begin THE RECORDS

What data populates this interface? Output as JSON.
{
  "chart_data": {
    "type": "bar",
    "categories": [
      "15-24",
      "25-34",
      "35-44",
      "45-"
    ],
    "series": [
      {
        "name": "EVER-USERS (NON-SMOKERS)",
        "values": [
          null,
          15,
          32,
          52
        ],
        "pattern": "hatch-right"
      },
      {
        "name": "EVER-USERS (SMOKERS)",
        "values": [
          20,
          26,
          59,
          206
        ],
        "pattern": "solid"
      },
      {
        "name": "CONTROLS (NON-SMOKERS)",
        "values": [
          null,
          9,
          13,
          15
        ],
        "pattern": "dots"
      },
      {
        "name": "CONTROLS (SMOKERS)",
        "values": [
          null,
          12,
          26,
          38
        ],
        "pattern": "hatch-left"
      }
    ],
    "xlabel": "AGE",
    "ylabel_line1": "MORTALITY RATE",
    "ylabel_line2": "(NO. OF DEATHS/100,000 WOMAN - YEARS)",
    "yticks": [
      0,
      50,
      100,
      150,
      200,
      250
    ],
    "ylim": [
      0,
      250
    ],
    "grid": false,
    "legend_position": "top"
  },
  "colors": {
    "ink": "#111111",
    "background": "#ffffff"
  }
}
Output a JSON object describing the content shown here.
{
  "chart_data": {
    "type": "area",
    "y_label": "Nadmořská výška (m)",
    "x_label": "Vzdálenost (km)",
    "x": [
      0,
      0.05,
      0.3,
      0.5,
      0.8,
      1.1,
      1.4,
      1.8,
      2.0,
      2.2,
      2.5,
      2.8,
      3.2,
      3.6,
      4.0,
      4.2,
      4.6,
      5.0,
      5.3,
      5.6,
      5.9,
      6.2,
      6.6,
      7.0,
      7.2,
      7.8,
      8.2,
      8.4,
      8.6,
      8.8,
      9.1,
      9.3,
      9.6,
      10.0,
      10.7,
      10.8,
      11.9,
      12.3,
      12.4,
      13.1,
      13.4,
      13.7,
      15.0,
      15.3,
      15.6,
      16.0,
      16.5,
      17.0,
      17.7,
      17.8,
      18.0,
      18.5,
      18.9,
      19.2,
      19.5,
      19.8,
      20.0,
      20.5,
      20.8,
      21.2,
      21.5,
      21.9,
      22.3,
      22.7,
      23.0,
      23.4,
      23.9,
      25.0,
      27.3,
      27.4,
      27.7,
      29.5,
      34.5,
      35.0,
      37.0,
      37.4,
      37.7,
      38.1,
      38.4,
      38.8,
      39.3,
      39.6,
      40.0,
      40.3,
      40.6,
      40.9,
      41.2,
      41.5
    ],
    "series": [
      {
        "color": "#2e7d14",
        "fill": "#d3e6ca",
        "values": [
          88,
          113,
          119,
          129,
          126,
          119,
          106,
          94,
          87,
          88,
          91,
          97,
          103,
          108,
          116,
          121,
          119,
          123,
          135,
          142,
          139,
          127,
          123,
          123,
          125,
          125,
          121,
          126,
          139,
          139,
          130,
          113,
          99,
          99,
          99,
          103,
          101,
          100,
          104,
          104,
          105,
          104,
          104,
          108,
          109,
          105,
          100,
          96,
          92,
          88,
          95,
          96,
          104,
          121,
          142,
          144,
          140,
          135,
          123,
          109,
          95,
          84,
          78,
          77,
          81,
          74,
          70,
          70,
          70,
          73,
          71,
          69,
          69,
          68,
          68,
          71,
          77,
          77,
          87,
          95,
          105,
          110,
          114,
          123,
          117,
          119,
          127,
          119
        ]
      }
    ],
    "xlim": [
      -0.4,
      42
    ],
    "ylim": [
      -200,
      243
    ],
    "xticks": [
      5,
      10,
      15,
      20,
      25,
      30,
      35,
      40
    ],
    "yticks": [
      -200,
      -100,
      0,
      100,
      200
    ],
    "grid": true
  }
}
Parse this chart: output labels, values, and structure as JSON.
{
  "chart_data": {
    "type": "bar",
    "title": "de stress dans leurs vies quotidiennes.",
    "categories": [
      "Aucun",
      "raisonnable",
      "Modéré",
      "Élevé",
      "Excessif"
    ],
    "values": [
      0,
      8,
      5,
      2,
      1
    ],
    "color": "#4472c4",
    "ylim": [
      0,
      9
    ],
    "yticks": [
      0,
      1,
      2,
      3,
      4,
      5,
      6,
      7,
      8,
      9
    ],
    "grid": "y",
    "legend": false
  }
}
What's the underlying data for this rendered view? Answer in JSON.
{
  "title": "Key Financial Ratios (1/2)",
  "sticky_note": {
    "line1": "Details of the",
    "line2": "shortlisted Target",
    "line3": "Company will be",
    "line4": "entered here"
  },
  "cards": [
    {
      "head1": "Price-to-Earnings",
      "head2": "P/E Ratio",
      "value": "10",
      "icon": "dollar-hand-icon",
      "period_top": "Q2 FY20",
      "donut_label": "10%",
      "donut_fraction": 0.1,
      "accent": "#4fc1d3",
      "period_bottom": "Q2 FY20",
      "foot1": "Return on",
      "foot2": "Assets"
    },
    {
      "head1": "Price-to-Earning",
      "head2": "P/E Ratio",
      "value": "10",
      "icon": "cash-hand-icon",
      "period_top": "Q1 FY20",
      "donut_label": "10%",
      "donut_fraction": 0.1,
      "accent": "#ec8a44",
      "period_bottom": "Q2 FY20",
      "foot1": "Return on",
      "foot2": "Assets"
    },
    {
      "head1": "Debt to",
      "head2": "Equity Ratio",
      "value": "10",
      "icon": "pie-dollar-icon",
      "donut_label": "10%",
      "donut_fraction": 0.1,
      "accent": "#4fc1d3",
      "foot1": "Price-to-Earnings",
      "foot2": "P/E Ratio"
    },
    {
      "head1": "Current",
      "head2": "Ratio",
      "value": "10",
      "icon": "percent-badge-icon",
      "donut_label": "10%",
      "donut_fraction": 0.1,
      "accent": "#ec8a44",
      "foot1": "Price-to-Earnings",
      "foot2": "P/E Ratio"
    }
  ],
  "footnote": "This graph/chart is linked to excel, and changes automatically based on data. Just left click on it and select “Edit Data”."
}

end THE RECORDS

_WRITTEN PROBLEM:_ Using the listing above, pull out all lines that hold the word "dollar".

_FINAL ANSWER:_
      "icon": "dollar-hand-icon",
      "icon": "pie-dollar-icon",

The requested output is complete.